--- begin Supplied data ---
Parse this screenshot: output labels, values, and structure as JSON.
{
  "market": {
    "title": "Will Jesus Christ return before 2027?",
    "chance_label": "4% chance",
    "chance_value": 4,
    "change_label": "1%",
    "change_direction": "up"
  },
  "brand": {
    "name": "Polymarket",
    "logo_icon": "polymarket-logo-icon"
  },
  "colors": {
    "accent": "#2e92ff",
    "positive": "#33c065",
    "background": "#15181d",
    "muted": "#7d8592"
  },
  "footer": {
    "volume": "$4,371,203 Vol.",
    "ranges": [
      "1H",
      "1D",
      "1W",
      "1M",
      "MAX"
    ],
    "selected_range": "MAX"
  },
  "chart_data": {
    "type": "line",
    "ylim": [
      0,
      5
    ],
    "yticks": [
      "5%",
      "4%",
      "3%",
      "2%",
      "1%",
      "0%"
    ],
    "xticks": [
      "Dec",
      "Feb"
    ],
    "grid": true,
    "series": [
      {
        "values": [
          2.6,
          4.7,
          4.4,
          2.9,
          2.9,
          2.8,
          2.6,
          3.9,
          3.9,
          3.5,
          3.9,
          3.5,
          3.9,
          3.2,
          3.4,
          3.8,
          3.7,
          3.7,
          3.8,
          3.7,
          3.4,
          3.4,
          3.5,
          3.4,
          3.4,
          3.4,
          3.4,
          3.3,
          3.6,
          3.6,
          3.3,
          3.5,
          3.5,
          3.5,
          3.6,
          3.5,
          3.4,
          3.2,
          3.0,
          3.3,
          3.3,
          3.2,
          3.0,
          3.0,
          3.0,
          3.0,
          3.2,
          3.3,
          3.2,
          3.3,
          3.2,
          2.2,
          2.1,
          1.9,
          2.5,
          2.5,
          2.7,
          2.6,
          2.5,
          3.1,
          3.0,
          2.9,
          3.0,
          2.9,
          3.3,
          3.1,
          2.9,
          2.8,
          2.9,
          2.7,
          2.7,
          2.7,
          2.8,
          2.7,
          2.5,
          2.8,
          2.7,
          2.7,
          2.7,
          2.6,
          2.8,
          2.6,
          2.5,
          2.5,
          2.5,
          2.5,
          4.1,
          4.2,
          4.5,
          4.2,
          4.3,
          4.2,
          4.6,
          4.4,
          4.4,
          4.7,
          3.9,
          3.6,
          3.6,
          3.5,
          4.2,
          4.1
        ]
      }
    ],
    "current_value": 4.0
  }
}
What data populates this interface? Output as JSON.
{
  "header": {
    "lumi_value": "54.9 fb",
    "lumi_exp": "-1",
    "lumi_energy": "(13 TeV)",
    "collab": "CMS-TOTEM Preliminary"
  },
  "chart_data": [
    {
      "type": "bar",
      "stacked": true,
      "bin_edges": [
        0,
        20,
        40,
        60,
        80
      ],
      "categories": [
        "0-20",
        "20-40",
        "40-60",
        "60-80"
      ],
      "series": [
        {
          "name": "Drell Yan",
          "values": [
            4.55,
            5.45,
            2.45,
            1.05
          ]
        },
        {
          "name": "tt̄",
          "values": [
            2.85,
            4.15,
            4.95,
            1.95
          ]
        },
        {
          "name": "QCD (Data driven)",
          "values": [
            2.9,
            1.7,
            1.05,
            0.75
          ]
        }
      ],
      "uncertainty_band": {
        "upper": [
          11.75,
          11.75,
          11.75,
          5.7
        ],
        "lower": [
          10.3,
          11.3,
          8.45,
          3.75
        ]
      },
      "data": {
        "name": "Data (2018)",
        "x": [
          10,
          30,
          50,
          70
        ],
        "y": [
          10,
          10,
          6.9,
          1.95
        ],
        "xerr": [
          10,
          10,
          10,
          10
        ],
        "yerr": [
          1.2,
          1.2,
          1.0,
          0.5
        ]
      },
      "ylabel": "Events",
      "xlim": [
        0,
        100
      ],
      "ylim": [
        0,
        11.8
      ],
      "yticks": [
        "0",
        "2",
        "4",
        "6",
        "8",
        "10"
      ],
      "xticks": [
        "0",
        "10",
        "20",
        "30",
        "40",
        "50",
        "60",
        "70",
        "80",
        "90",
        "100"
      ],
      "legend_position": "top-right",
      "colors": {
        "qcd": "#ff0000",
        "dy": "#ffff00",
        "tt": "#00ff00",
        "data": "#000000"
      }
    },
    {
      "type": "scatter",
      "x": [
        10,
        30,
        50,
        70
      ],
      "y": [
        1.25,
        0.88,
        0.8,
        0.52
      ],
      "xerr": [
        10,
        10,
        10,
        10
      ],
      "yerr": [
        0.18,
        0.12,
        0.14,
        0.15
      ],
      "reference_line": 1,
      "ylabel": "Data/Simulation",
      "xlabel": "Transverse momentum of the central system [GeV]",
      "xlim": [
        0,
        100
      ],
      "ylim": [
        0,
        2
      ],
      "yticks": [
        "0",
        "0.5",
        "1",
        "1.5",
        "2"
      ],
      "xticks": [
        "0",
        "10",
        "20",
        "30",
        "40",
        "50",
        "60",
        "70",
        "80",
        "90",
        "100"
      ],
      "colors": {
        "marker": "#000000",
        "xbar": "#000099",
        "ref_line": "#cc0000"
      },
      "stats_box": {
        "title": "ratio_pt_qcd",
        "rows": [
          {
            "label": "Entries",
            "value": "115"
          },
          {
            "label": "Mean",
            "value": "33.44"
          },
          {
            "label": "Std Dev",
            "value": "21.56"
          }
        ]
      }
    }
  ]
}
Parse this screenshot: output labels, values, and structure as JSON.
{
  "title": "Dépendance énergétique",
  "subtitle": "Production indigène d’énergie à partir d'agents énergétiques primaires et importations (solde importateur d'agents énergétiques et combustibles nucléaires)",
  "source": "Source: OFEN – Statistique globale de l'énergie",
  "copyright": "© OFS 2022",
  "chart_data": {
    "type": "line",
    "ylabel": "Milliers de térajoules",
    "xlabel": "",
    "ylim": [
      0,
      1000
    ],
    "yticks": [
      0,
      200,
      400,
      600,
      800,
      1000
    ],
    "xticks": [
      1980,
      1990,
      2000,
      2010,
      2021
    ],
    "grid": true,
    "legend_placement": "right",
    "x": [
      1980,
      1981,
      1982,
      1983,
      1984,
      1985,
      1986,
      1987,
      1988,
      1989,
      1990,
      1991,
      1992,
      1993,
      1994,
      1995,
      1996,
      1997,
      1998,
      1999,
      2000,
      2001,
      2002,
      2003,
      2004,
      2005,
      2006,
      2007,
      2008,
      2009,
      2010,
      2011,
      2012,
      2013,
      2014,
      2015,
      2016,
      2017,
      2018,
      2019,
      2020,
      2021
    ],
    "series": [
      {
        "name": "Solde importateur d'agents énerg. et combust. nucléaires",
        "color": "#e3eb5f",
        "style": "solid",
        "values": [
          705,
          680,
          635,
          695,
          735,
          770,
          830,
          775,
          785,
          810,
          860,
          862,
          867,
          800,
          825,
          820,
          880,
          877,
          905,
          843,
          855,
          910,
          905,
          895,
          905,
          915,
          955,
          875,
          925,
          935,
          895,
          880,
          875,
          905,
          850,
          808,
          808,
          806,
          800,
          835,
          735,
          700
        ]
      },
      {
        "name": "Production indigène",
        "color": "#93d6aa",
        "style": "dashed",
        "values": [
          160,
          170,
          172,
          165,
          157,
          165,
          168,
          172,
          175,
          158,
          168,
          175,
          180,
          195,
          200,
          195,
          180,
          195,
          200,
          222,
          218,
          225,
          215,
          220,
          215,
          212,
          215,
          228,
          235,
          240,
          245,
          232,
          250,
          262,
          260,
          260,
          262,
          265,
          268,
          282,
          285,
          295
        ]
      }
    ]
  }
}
--- end Supplied data ---
What the exercise asks: Go through the records and gather the lines that hold "agents".

Solution for this problem:
  "subtitle": "Production indigène d’énergie à partir d'agents énergétiques primaires et importations (solde importateur d'agents énergétiques et combustibles nucléaires)",
        "name": "Solde importateur d'agents énerg. et combust. nucléaires",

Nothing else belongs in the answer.